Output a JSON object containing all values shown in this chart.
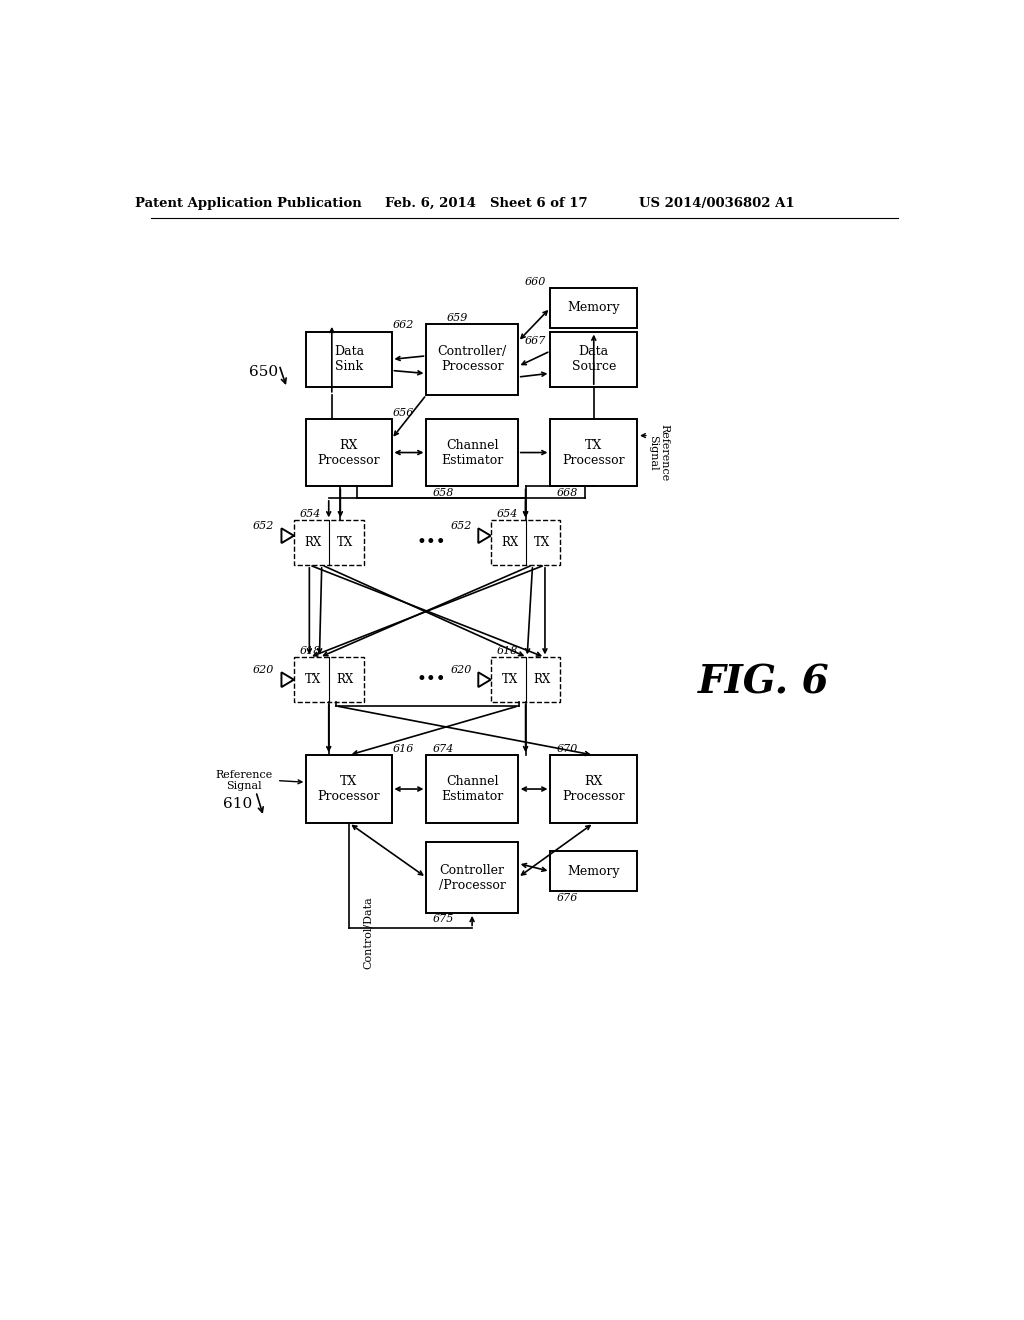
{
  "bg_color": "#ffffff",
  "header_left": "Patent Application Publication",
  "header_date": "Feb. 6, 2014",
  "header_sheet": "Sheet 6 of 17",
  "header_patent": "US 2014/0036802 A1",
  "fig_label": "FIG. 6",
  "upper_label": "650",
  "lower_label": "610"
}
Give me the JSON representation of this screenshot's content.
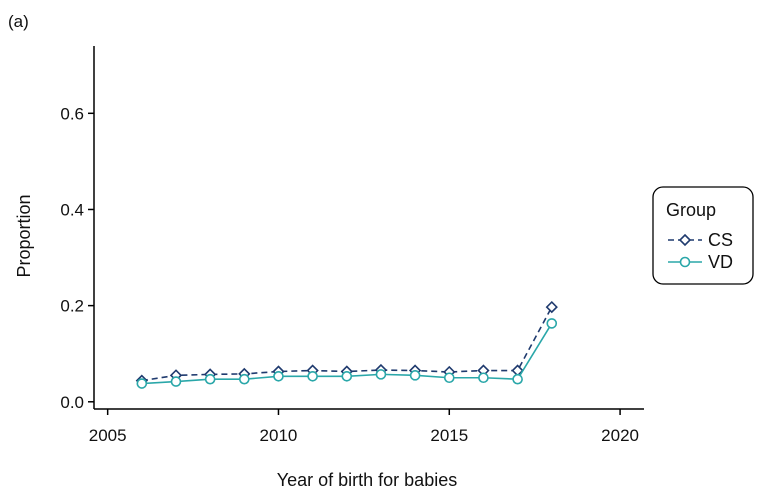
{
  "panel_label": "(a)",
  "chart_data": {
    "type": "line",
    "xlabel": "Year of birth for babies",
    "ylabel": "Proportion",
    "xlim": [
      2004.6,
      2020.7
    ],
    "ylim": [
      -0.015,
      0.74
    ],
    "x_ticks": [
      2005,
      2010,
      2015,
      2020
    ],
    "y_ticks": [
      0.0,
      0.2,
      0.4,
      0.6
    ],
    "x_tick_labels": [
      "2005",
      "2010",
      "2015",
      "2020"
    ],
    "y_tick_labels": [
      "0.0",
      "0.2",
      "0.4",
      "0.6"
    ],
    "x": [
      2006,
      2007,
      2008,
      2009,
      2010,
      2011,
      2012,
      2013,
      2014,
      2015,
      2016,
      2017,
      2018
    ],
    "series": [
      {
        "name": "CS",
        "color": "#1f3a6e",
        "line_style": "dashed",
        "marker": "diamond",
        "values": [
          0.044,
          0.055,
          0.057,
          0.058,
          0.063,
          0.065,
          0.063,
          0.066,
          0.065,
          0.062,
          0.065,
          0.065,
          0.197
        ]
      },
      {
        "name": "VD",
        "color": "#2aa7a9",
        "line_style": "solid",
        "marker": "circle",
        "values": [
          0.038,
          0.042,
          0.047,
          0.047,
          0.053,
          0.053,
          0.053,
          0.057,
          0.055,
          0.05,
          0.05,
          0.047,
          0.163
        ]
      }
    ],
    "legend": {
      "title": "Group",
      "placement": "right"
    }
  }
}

----

§ Instructions for the task:
Using the material above, set down every line exactly, but skip the pictures.

§ Complete answer:
Output a JSON object containing all values shown in this chart.
{
  "bg_color": "#ffffff",
  "header_left": "Patent Application Publication",
  "header_date": "Feb. 6, 2014",
  "header_sheet": "Sheet 6 of 17",
  "header_patent": "US 2014/0036802 A1",
  "fig_label": "FIG. 6",
  "upper_label": "650",
  "lower_label": "610"
}
Give me the JSON representation of this screenshot's content.
{
  "panel_label": "(a)",
  "chart_data": {
    "type": "line",
    "xlabel": "Year of birth for babies",
    "ylabel": "Proportion",
    "xlim": [
      2004.6,
      2020.7
    ],
    "ylim": [
      -0.015,
      0.74
    ],
    "x_ticks": [
      2005,
      2010,
      2015,
      2020
    ],
    "y_ticks": [
      0.0,
      0.2,
      0.4,
      0.6
    ],
    "x_tick_labels": [
      "2005",
      "2010",
      "2015",
      "2020"
    ],
    "y_tick_labels": [
      "0.0",
      "0.2",
      "0.4",
      "0.6"
    ],
    "x": [
      2006,
      2007,
      2008,
      2009,
      2010,
      2011,
      2012,
      2013,
      2014,
      2015,
      2016,
      2017,
      2018
    ],
    "series": [
      {
        "name": "CS",
        "color": "#1f3a6e",
        "line_style": "dashed",
        "marker": "diamond",
        "values": [
          0.044,
          0.055,
          0.057,
          0.058,
          0.063,
          0.065,
          0.063,
          0.066,
          0.065,
          0.062,
          0.065,
          0.065,
          0.197
        ]
      },
      {
        "name": "VD",
        "color": "#2aa7a9",
        "line_style": "solid",
        "marker": "circle",
        "values": [
          0.038,
          0.042,
          0.047,
          0.047,
          0.053,
          0.053,
          0.053,
          0.057,
          0.055,
          0.05,
          0.05,
          0.047,
          0.163
        ]
      }
    ],
    "legend": {
      "title": "Group",
      "placement": "right"
    }
  }
}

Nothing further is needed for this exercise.